> **TASK INSTRUCTIONS**:
Give back the full listing as written. No pictures go with it.

[Opening MATERIAL FOR THIS TASK section]

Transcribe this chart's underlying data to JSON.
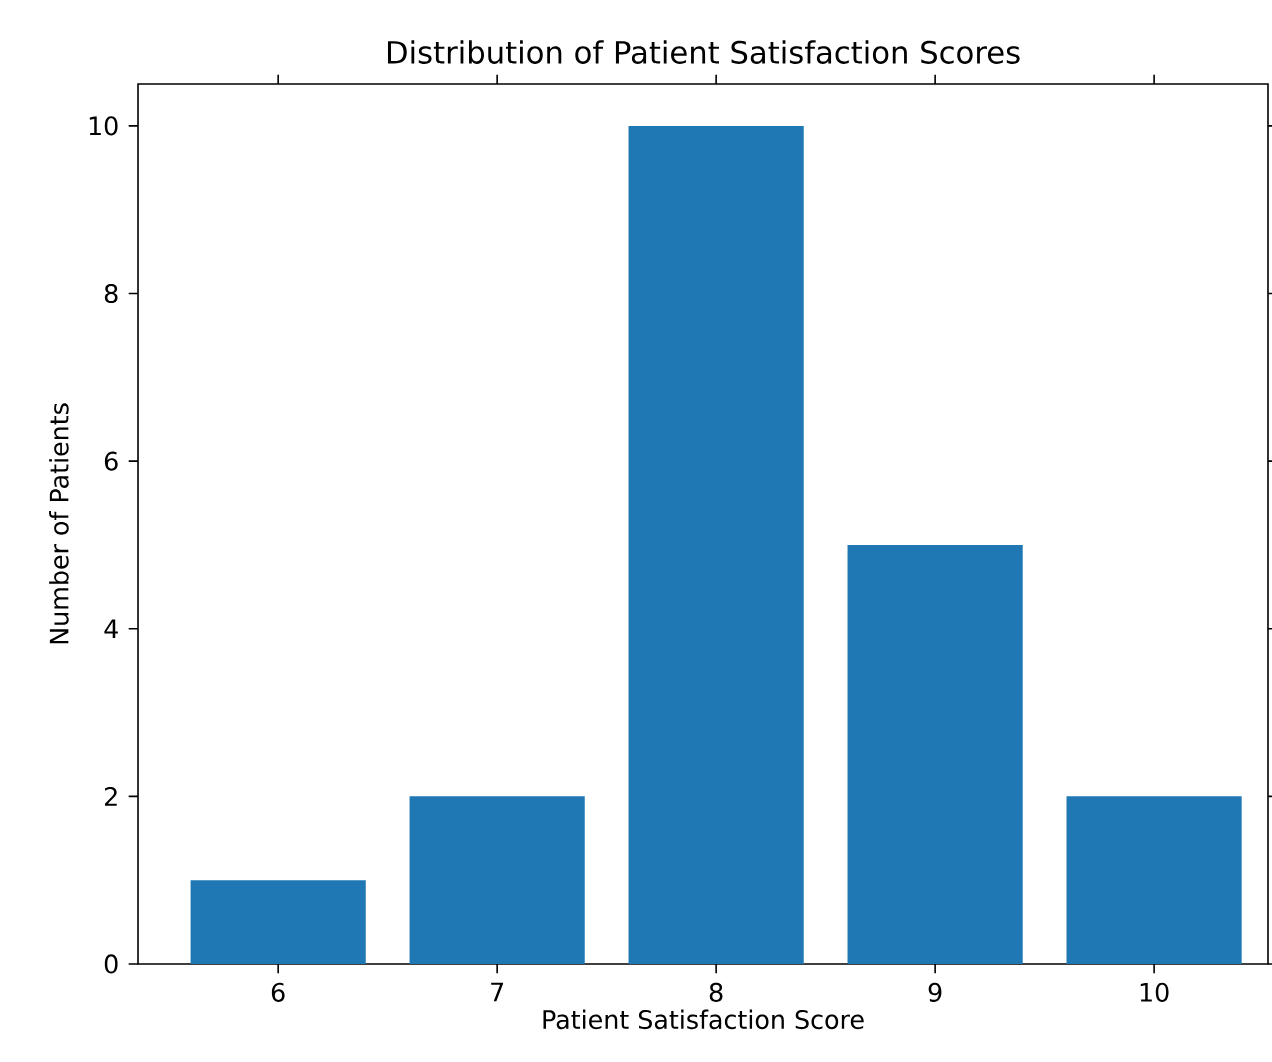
{
  "chart_data": {
    "type": "bar",
    "title": "Distribution of Patient Satisfaction Scores",
    "xlabel": "Patient Satisfaction Score",
    "ylabel": "Number of Patients",
    "categories": [
      "6",
      "7",
      "8",
      "9",
      "10"
    ],
    "values": [
      1,
      2,
      10,
      5,
      2
    ],
    "color": "#1f77b4",
    "ylim": [
      0,
      10.5
    ],
    "yticks": [
      0,
      2,
      4,
      6,
      8,
      10
    ]
  }
}
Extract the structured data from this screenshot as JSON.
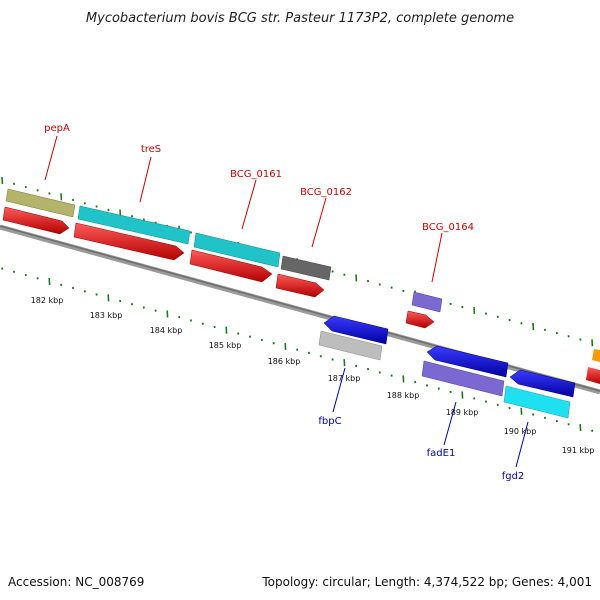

[Closing MATERIAL FOR THIS TASK section]

> **EXERCISE OUTPUT**:
Transcribe this chart's underlying data to JSON.
{
  "chart_data": {
    "type": "bar",
    "title": "Distribution of Patient Satisfaction Scores",
    "xlabel": "Patient Satisfaction Score",
    "ylabel": "Number of Patients",
    "categories": [
      "6",
      "7",
      "8",
      "9",
      "10"
    ],
    "values": [
      1,
      2,
      10,
      5,
      2
    ],
    "color": "#1f77b4",
    "ylim": [
      0,
      10.5
    ],
    "yticks": [
      0,
      2,
      4,
      6,
      8,
      10
    ]
  }
}
Extract the structured data from this screenshot as JSON.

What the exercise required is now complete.